DIRECTIVE: Return all of the lines below exactly as they are.

[Records from a data collection]

□ □ □ □ □

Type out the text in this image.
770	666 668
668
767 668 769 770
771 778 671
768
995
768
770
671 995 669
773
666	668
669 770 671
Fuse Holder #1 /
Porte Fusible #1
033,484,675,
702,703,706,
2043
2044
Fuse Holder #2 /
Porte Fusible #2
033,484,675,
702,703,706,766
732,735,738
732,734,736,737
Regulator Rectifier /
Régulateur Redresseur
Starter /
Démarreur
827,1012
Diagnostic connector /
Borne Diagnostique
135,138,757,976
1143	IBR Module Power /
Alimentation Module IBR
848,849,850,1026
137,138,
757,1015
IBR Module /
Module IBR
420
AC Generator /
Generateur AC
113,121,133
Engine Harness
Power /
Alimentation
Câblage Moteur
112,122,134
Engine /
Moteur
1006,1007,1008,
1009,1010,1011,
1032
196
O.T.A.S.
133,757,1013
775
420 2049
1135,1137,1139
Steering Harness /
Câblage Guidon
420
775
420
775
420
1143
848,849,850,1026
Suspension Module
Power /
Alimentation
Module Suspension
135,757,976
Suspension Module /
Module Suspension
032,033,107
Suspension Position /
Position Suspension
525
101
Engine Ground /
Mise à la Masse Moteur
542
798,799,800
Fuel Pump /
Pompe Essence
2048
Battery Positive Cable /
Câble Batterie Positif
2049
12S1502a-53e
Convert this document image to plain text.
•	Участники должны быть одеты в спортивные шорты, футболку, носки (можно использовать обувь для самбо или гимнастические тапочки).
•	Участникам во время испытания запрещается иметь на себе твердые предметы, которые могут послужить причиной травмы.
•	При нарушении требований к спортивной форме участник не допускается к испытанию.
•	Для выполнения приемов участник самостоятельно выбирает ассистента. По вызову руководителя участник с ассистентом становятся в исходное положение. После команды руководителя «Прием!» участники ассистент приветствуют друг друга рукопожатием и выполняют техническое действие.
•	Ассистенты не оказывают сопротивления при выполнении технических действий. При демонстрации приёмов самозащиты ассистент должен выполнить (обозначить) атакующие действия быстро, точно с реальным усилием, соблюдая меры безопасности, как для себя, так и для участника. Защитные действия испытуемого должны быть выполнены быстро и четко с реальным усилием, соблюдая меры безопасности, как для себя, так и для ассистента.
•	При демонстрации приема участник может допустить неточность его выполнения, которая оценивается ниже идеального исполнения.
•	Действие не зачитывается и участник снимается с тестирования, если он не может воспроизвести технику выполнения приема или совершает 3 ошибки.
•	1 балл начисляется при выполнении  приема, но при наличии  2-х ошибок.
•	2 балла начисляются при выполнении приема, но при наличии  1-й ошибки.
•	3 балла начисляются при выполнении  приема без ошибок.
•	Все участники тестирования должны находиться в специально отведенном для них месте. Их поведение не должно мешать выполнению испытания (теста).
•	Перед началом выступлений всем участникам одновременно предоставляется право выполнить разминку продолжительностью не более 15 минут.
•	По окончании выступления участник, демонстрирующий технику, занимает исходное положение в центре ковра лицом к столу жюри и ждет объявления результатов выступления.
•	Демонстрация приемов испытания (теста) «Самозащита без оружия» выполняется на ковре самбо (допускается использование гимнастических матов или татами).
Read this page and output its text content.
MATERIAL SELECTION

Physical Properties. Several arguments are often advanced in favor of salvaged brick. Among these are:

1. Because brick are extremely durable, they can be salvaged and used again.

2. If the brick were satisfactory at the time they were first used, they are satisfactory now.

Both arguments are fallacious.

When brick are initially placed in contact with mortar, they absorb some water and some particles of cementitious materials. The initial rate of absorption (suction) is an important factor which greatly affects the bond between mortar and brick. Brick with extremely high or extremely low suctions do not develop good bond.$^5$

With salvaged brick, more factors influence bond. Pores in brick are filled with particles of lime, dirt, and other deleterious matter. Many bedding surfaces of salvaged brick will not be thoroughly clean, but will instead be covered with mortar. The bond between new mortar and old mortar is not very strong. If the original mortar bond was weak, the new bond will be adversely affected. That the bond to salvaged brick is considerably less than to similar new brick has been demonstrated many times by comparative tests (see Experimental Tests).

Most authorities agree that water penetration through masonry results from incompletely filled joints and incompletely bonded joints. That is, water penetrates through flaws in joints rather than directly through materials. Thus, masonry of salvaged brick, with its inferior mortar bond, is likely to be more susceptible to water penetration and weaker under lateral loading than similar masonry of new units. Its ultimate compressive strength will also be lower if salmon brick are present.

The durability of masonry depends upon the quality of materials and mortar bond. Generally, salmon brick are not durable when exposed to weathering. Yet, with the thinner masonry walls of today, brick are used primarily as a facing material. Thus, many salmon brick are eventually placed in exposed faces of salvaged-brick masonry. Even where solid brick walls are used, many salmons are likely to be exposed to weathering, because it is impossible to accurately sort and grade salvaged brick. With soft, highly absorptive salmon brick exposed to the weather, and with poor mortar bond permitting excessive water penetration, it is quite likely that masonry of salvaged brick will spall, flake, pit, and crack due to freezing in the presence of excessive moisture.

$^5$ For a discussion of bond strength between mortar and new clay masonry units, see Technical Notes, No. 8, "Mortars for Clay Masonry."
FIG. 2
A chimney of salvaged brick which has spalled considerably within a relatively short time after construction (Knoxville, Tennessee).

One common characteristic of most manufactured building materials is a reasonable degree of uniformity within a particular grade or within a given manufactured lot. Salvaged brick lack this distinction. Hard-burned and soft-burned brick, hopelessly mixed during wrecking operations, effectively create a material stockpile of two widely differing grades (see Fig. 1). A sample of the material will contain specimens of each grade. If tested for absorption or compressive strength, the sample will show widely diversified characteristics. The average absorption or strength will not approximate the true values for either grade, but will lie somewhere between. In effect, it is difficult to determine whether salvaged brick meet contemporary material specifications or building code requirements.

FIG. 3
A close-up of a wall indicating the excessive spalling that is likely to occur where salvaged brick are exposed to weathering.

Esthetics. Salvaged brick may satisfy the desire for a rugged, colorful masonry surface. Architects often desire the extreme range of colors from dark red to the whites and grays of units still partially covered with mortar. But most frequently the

□ □ □ □ □

RESULT BELOW:
Type out the text in this image.
770	666 668
668
767 668 769 770
771 778 671
768
995
768
770
671 995 669
773
666	668
669 770 671
Fuse Holder #1 /
Porte Fusible #1
033,484,675,
702,703,706,
2043
2044
Fuse Holder #2 /
Porte Fusible #2
033,484,675,
702,703,706,766
732,735,738
732,734,736,737
Regulator Rectifier /
Régulateur Redresseur
Starter /
Démarreur
827,1012
Diagnostic connector /
Borne Diagnostique
135,138,757,976
1143	IBR Module Power /
Alimentation Module IBR
848,849,850,1026
137,138,
757,1015
IBR Module /
Module IBR
420
AC Generator /
Generateur AC
113,121,133
Engine Harness
Power /
Alimentation
Câblage Moteur
112,122,134
Engine /
Moteur
1006,1007,1008,
1009,1010,1011,
1032
196
O.T.A.S.
133,757,1013
775
420 2049
1135,1137,1139
Steering Harness /
Câblage Guidon
420
775
420
775
420
1143
848,849,850,1026
Suspension Module
Power /
Alimentation
Module Suspension
135,757,976
Suspension Module /
Module Suspension
032,033,107
Suspension Position /
Position Suspension
525
101
Engine Ground /
Mise à la Masse Moteur
542
798,799,800
Fuel Pump /
Pompe Essence
2048
Battery Positive Cable /
Câble Batterie Positif
2049
12S1502a-53e
Convert this document image to plain text.
•	Участники должны быть одеты в спортивные шорты, футболку, носки (можно использовать обувь для самбо или гимнастические тапочки).
•	Участникам во время испытания запрещается иметь на себе твердые предметы, которые могут послужить причиной травмы.
•	При нарушении требований к спортивной форме участник не допускается к испытанию.
•	Для выполнения приемов участник самостоятельно выбирает ассистента. По вызову руководителя участник с ассистентом становятся в исходное положение. После команды руководителя «Прием!» участники ассистент приветствуют друг друга рукопожатием и выполняют техническое действие.
•	Ассистенты не оказывают сопротивления при выполнении технических действий. При демонстрации приёмов самозащиты ассистент должен выполнить (обозначить) атакующие действия быстро, точно с реальным усилием, соблюдая меры безопасности, как для себя, так и для участника. Защитные действия испытуемого должны быть выполнены быстро и четко с реальным усилием, соблюдая меры безопасности, как для себя, так и для ассистента.
•	При демонстрации приема участник может допустить неточность его выполнения, которая оценивается ниже идеального исполнения.
•	Действие не зачитывается и участник снимается с тестирования, если он не может воспроизвести технику выполнения приема или совершает 3 ошибки.
•	1 балл начисляется при выполнении  приема, но при наличии  2-х ошибок.
•	2 балла начисляются при выполнении приема, но при наличии  1-й ошибки.
•	3 балла начисляются при выполнении  приема без ошибок.
•	Все участники тестирования должны находиться в специально отведенном для них месте. Их поведение не должно мешать выполнению испытания (теста).
•	Перед началом выступлений всем участникам одновременно предоставляется право выполнить разминку продолжительностью не более 15 минут.
•	По окончании выступления участник, демонстрирующий технику, занимает исходное положение в центре ковра лицом к столу жюри и ждет объявления результатов выступления.
•	Демонстрация приемов испытания (теста) «Самозащита без оружия» выполняется на ковре самбо (допускается использование гимнастических матов или татами).
Read this page and output its text content.
MATERIAL SELECTION

Physical Properties. Several arguments are often advanced in favor of salvaged brick. Among these are:

1. Because brick are extremely durable, they can be salvaged and used again.

2. If the brick were satisfactory at the time they were first used, they are satisfactory now.

Both arguments are fallacious.

When brick are initially placed in contact with mortar, they absorb some water and some particles of cementitious materials. The initial rate of absorption (suction) is an important factor which greatly affects the bond between mortar and brick. Brick with extremely high or extremely low suctions do not develop good bond.$^5$

With salvaged brick, more factors influence bond. Pores in brick are filled with particles of lime, dirt, and other deleterious matter. Many bedding surfaces of salvaged brick will not be thoroughly clean, but will instead be covered with mortar. The bond between new mortar and old mortar is not very strong. If the original mortar bond was weak, the new bond will be adversely affected. That the bond to salvaged brick is considerably less than to similar new brick has been demonstrated many times by comparative tests (see Experimental Tests).

Most authorities agree that water penetration through masonry results from incompletely filled joints and incompletely bonded joints. That is, water penetrates through flaws in joints rather than directly through materials. Thus, masonry of salvaged brick, with its inferior mortar bond, is likely to be more susceptible to water penetration and weaker under lateral loading than similar masonry of new units. Its ultimate compressive strength will also be lower if salmon brick are present.

The durability of masonry depends upon the quality of materials and mortar bond. Generally, salmon brick are not durable when exposed to weathering. Yet, with the thinner masonry walls of today, brick are used primarily as a facing material. Thus, many salmon brick are eventually placed in exposed faces of salvaged-brick masonry. Even where solid brick walls are used, many salmons are likely to be exposed to weathering, because it is impossible to accurately sort and grade salvaged brick. With soft, highly absorptive salmon brick exposed to the weather, and with poor mortar bond permitting excessive water penetration, it is quite likely that masonry of salvaged brick will spall, flake, pit, and crack due to freezing in the presence of excessive moisture.

$^5$ For a discussion of bond strength between mortar and new clay masonry units, see Technical Notes, No. 8, "Mortars for Clay Masonry."
FIG. 2
A chimney of salvaged brick which has spalled considerably within a relatively short time after construction (Knoxville, Tennessee).

One common characteristic of most manufactured building materials is a reasonable degree of uniformity within a particular grade or within a given manufactured lot. Salvaged brick lack this distinction. Hard-burned and soft-burned brick, hopelessly mixed during wrecking operations, effectively create a material stockpile of two widely differing grades (see Fig. 1). A sample of the material will contain specimens of each grade. If tested for absorption or compressive strength, the sample will show widely diversified characteristics. The average absorption or strength will not approximate the true values for either grade, but will lie somewhere between. In effect, it is difficult to determine whether salvaged brick meet contemporary material specifications or building code requirements.

FIG. 3
A close-up of a wall indicating the excessive spalling that is likely to occur where salvaged brick are exposed to weathering.

Esthetics. Salvaged brick may satisfy the desire for a rugged, colorful masonry surface. Architects often desire the extreme range of colors from dark red to the whites and grays of units still partially covered with mortar. But most frequently the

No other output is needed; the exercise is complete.